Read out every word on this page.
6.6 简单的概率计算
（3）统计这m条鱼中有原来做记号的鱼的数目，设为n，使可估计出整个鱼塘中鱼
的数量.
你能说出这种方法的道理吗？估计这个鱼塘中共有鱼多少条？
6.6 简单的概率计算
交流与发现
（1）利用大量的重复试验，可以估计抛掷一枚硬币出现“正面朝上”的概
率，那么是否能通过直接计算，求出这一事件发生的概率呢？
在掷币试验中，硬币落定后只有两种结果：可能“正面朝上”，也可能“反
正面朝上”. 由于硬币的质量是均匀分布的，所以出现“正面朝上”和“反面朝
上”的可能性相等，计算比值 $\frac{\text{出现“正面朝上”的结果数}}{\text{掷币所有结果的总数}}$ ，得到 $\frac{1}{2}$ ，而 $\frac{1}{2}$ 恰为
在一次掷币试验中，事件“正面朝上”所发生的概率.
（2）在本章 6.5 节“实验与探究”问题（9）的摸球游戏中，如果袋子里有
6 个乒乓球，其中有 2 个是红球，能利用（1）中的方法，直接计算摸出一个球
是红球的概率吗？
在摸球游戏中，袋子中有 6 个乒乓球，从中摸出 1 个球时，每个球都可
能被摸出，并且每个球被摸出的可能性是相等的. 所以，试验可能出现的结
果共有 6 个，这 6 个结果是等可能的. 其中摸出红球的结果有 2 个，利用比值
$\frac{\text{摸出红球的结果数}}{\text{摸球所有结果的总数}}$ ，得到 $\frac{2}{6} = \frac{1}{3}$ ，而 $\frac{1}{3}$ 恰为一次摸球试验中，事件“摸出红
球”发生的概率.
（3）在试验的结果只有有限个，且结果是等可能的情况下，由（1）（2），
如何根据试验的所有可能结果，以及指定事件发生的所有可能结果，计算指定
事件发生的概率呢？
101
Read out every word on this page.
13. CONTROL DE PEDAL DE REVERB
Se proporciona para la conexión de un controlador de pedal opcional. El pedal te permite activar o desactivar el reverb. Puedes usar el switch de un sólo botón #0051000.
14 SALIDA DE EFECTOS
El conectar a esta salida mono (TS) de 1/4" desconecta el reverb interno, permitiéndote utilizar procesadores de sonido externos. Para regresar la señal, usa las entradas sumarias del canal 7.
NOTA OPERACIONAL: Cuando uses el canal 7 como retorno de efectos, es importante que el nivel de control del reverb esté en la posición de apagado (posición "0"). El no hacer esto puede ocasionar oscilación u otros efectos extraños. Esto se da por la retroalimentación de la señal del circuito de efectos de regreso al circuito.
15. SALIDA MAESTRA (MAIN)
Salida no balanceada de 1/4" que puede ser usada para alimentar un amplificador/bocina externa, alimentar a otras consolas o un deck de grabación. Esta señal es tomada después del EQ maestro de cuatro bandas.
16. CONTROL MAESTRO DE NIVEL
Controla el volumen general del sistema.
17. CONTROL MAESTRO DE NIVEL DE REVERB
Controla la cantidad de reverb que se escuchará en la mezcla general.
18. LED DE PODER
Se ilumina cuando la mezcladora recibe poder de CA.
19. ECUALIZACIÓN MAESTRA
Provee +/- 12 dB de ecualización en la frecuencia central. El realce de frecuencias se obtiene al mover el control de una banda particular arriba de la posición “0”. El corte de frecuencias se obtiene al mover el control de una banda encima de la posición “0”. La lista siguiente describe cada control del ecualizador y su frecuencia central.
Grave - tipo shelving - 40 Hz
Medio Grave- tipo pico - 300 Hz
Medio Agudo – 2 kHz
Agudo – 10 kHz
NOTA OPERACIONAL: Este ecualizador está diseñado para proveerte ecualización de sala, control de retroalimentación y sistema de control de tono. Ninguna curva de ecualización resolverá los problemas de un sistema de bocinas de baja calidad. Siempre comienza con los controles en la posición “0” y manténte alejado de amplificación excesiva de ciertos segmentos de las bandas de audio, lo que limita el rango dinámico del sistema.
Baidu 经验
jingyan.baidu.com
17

--------------------

Set down each entry again, unchanged.

Read out every word on this page.
6.6 简单的概率计算
（3）统计这m条鱼中有原来做记号的鱼的数目，设为n，使可估计出整个鱼塘中鱼
的数量.
你能说出这种方法的道理吗？估计这个鱼塘中共有鱼多少条？
6.6 简单的概率计算
交流与发现
（1）利用大量的重复试验，可以估计抛掷一枚硬币出现“正面朝上”的概
率，那么是否能通过直接计算，求出这一事件发生的概率呢？
在掷币试验中，硬币落定后只有两种结果：可能“正面朝上”，也可能“反
正面朝上”. 由于硬币的质量是均匀分布的，所以出现“正面朝上”和“反面朝
上”的可能性相等，计算比值 $\frac{\text{出现“正面朝上”的结果数}}{\text{掷币所有结果的总数}}$ ，得到 $\frac{1}{2}$ ，而 $\frac{1}{2}$ 恰为
在一次掷币试验中，事件“正面朝上”所发生的概率.
（2）在本章 6.5 节“实验与探究”问题（9）的摸球游戏中，如果袋子里有
6 个乒乓球，其中有 2 个是红球，能利用（1）中的方法，直接计算摸出一个球
是红球的概率吗？
在摸球游戏中，袋子中有 6 个乒乓球，从中摸出 1 个球时，每个球都可
能被摸出，并且每个球被摸出的可能性是相等的. 所以，试验可能出现的结
果共有 6 个，这 6 个结果是等可能的. 其中摸出红球的结果有 2 个，利用比值
$\frac{\text{摸出红球的结果数}}{\text{摸球所有结果的总数}}$ ，得到 $\frac{2}{6} = \frac{1}{3}$ ，而 $\frac{1}{3}$ 恰为一次摸球试验中，事件“摸出红
球”发生的概率.
（3）在试验的结果只有有限个，且结果是等可能的情况下，由（1）（2），
如何根据试验的所有可能结果，以及指定事件发生的所有可能结果，计算指定
事件发生的概率呢？
101
Read out every word on this page.
13. CONTROL DE PEDAL DE REVERB
Se proporciona para la conexión de un controlador de pedal opcional. El pedal te permite activar o desactivar el reverb. Puedes usar el switch de un sólo botón #0051000.
14 SALIDA DE EFECTOS
El conectar a esta salida mono (TS) de 1/4" desconecta el reverb interno, permitiéndote utilizar procesadores de sonido externos. Para regresar la señal, usa las entradas sumarias del canal 7.
NOTA OPERACIONAL: Cuando uses el canal 7 como retorno de efectos, es importante que el nivel de control del reverb esté en la posición de apagado (posición "0"). El no hacer esto puede ocasionar oscilación u otros efectos extraños. Esto se da por la retroalimentación de la señal del circuito de efectos de regreso al circuito.
15. SALIDA MAESTRA (MAIN)
Salida no balanceada de 1/4" que puede ser usada para alimentar un amplificador/bocina externa, alimentar a otras consolas o un deck de grabación. Esta señal es tomada después del EQ maestro de cuatro bandas.
16. CONTROL MAESTRO DE NIVEL
Controla el volumen general del sistema.
17. CONTROL MAESTRO DE NIVEL DE REVERB
Controla la cantidad de reverb que se escuchará en la mezcla general.
18. LED DE PODER
Se ilumina cuando la mezcladora recibe poder de CA.
19. ECUALIZACIÓN MAESTRA
Provee +/- 12 dB de ecualización en la frecuencia central. El realce de frecuencias se obtiene al mover el control de una banda particular arriba de la posición “0”. El corte de frecuencias se obtiene al mover el control de una banda encima de la posición “0”. La lista siguiente describe cada control del ecualizador y su frecuencia central.
Grave - tipo shelving - 40 Hz
Medio Grave- tipo pico - 300 Hz
Medio Agudo – 2 kHz
Agudo – 10 kHz
NOTA OPERACIONAL: Este ecualizador está diseñado para proveerte ecualización de sala, control de retroalimentación y sistema de control de tono. Ninguna curva de ecualización resolverá los problemas de un sistema de bocinas de baja calidad. Siempre comienza con los controles en la posición “0” y manténte alejado de amplificación excesiva de ciertos segmentos de las bandas de audio, lo que limita el rango dinámico del sistema.
Baidu 经验
jingyan.baidu.com
17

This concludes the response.